PROVIDED ENTRIES:
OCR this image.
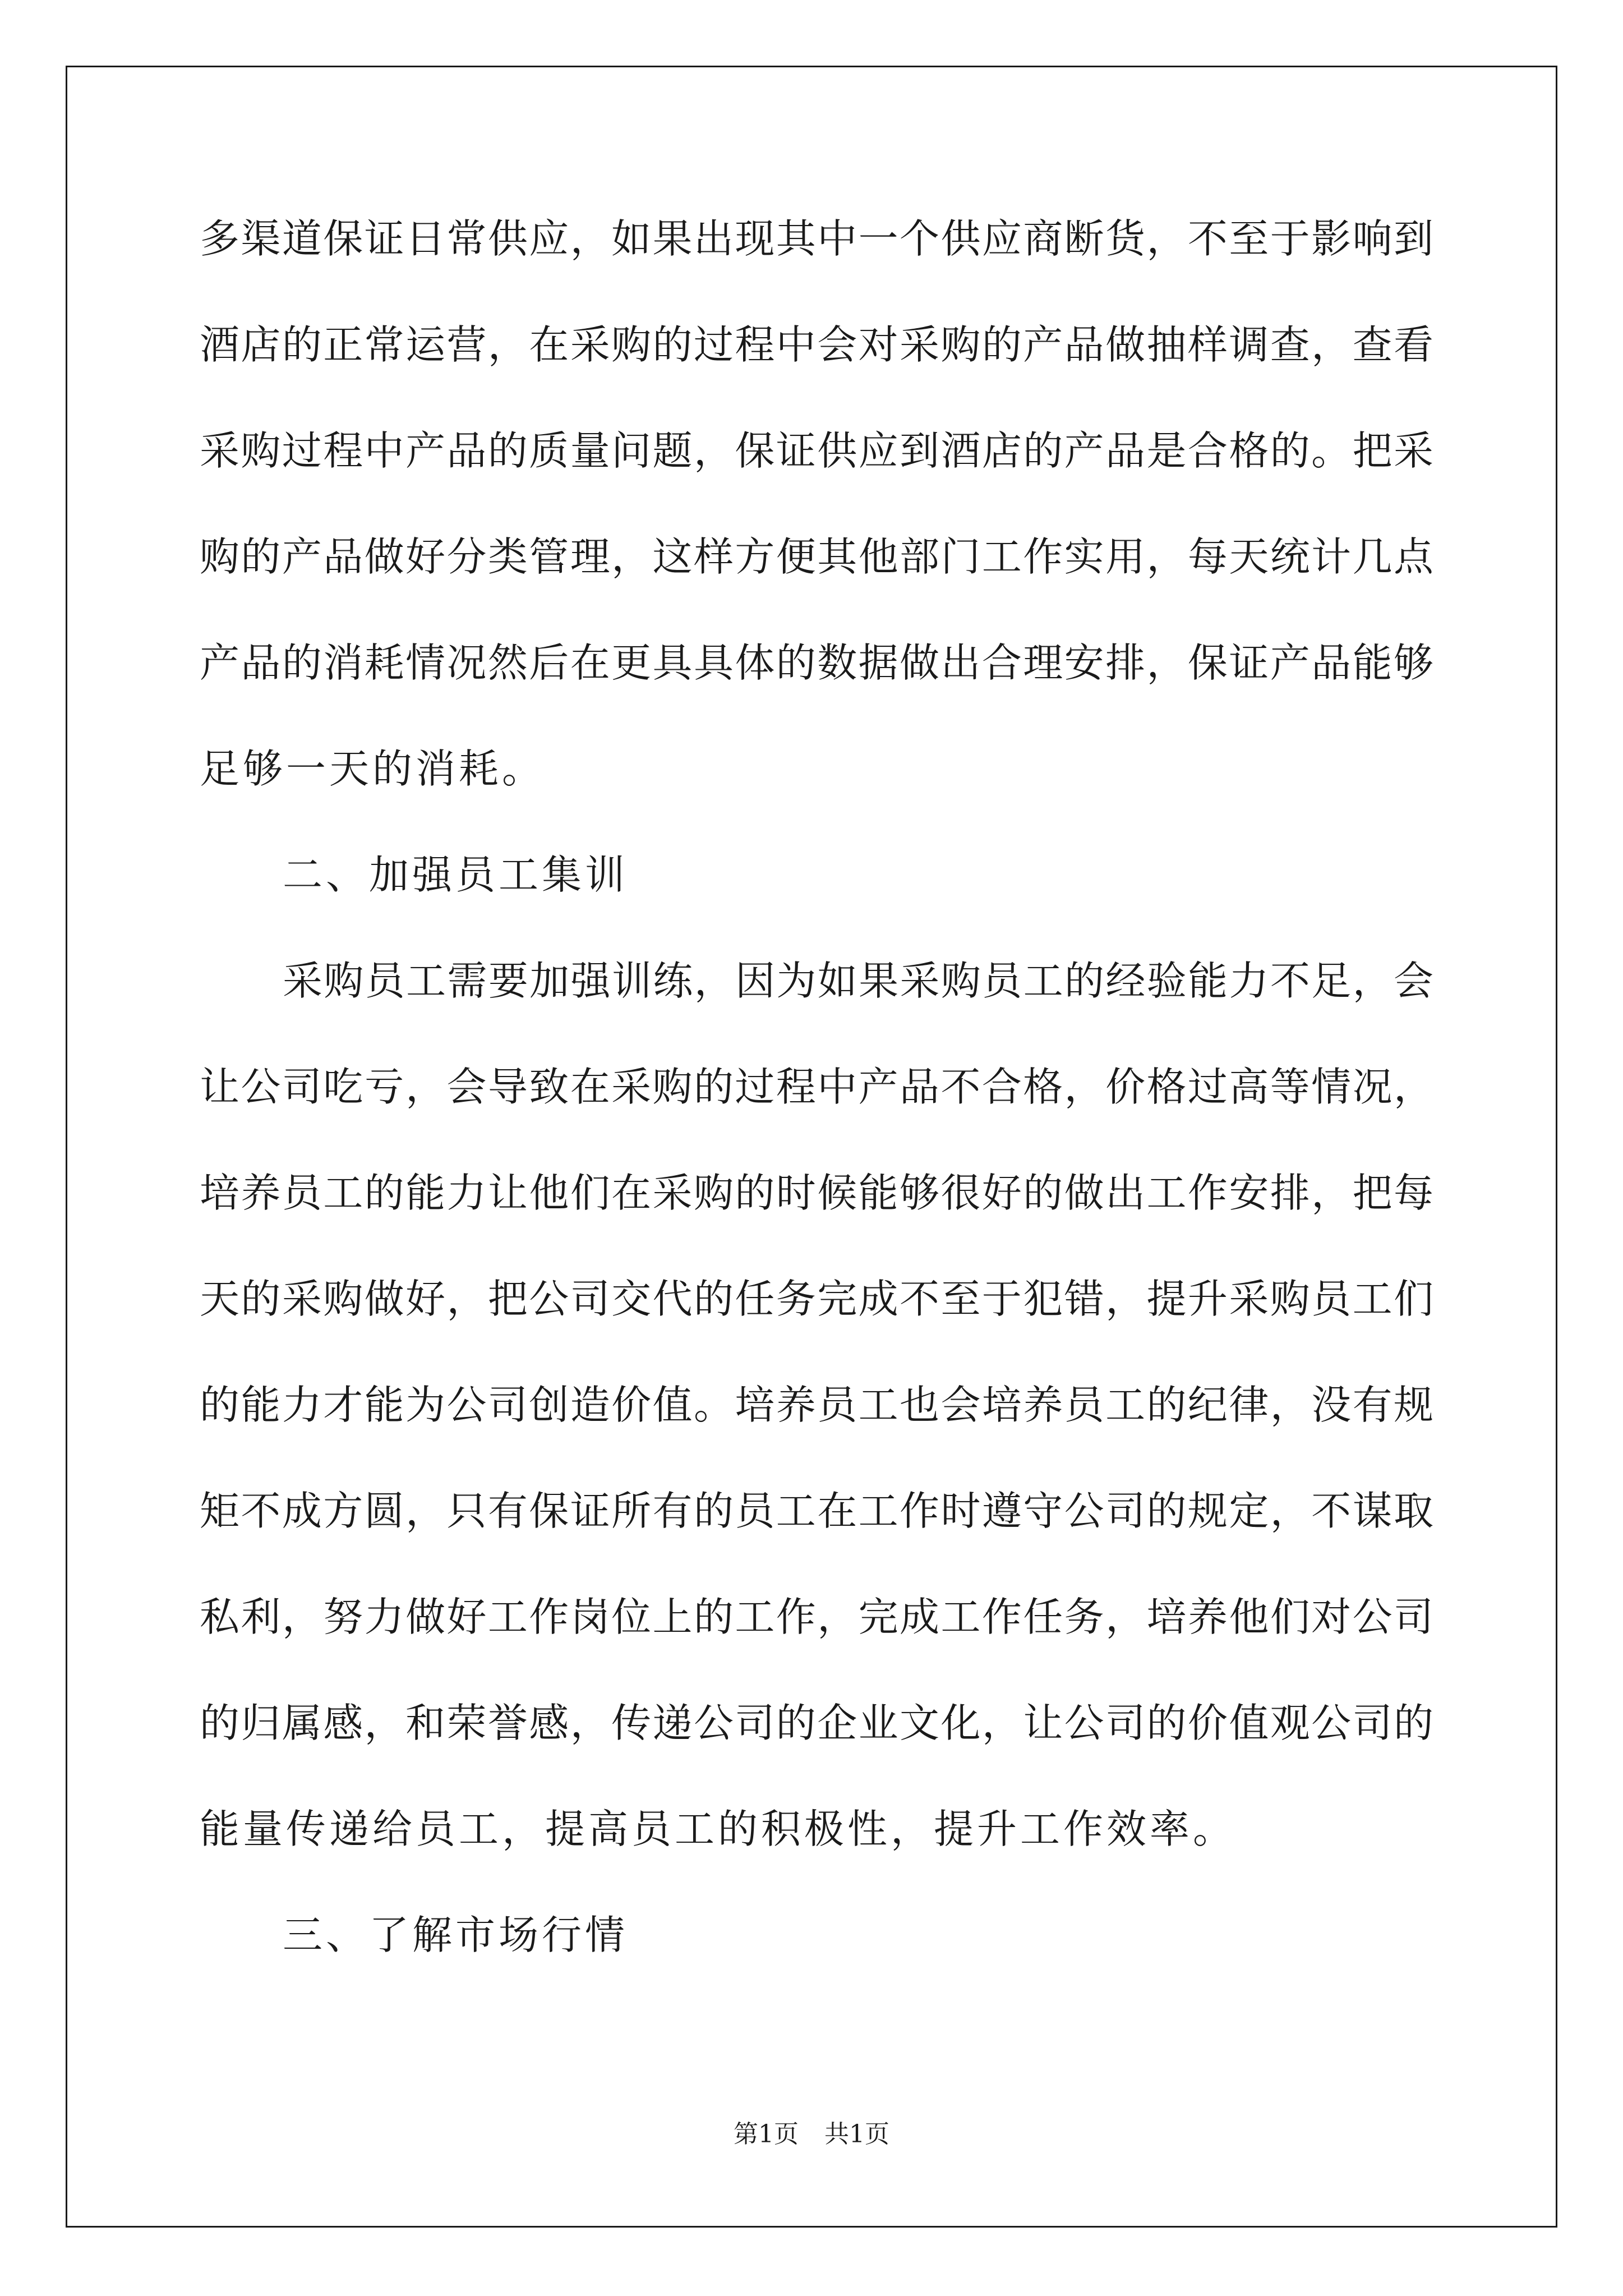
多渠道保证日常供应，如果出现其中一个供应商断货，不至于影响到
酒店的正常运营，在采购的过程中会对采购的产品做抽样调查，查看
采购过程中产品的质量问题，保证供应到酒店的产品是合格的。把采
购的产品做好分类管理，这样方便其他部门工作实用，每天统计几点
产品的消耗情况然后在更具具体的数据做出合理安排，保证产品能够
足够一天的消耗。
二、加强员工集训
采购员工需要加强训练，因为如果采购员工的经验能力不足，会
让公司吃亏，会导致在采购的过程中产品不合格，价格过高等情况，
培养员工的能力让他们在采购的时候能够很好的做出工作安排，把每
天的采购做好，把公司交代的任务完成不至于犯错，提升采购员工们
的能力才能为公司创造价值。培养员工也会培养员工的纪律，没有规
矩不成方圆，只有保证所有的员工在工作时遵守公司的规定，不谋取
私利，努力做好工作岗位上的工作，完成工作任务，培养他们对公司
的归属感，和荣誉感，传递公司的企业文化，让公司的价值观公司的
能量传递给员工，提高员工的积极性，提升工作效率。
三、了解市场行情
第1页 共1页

TASK BRIEF: Give back all entries exactly. No pictures belong in the copy.

TASK RESPONSE:
OCR this image.
多渠道保证日常供应，如果出现其中一个供应商断货，不至于影响到
酒店的正常运营，在采购的过程中会对采购的产品做抽样调查，查看
采购过程中产品的质量问题，保证供应到酒店的产品是合格的。把采
购的产品做好分类管理，这样方便其他部门工作实用，每天统计几点
产品的消耗情况然后在更具具体的数据做出合理安排，保证产品能够
足够一天的消耗。
二、加强员工集训
采购员工需要加强训练，因为如果采购员工的经验能力不足，会
让公司吃亏，会导致在采购的过程中产品不合格，价格过高等情况，
培养员工的能力让他们在采购的时候能够很好的做出工作安排，把每
天的采购做好，把公司交代的任务完成不至于犯错，提升采购员工们
的能力才能为公司创造价值。培养员工也会培养员工的纪律，没有规
矩不成方圆，只有保证所有的员工在工作时遵守公司的规定，不谋取
私利，努力做好工作岗位上的工作，完成工作任务，培养他们对公司
的归属感，和荣誉感，传递公司的企业文化，让公司的价值观公司的
能量传递给员工，提高员工的积极性，提升工作效率。
三、了解市场行情
第1页 共1页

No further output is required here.